AIM -
Identify all lines in the data containing the string "выбора". Copy them out.

INFORMATION GIVEN -
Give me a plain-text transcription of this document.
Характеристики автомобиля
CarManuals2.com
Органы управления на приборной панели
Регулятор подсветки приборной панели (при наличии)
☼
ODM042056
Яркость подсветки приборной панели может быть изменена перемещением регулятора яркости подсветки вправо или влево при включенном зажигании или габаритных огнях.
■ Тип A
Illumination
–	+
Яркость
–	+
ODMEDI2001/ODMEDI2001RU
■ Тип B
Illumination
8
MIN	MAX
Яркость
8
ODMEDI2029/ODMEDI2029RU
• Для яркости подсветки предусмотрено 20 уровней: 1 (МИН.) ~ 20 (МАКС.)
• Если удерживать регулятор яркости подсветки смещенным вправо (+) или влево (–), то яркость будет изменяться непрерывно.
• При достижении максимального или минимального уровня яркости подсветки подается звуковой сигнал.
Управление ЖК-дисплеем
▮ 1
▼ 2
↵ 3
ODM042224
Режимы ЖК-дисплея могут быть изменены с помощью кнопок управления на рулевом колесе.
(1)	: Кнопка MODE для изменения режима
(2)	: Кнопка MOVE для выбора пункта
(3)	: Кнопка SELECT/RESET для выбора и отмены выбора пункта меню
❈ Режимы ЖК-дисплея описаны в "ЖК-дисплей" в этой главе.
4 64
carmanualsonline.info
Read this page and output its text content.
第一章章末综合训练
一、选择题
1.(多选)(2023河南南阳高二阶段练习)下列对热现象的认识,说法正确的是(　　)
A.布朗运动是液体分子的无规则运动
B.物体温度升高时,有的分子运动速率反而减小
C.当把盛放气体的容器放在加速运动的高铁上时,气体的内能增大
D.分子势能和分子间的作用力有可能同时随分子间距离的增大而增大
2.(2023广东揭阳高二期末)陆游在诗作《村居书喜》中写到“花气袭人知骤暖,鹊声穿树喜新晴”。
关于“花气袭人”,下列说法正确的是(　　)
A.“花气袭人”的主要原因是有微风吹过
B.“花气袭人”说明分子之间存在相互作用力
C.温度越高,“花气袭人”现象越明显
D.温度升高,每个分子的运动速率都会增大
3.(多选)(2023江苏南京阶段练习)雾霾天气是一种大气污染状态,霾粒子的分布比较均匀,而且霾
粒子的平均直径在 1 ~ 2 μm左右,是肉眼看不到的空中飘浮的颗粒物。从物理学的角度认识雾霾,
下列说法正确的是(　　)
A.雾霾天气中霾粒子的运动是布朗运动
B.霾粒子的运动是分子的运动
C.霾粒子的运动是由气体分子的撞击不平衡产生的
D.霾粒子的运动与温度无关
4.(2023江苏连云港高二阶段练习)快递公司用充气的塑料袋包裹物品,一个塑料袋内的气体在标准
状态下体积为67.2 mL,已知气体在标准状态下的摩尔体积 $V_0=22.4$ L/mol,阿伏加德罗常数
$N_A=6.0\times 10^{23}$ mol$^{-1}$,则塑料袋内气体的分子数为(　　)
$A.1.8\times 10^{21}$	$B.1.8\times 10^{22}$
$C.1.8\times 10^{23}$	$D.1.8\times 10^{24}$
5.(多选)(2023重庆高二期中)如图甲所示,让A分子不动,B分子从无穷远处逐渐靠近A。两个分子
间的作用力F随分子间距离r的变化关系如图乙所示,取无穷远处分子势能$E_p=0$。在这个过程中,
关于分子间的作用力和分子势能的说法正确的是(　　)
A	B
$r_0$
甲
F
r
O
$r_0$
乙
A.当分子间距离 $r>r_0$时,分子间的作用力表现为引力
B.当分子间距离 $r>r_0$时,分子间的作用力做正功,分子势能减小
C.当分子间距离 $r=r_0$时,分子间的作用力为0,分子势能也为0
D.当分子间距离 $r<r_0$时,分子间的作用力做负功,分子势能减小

EXERCISE RESPONSE -
(2)	: Кнопка MOVE для выбора пункта
(3)	: Кнопка SELECT/RESET для выбора и отмены выбора пункта меню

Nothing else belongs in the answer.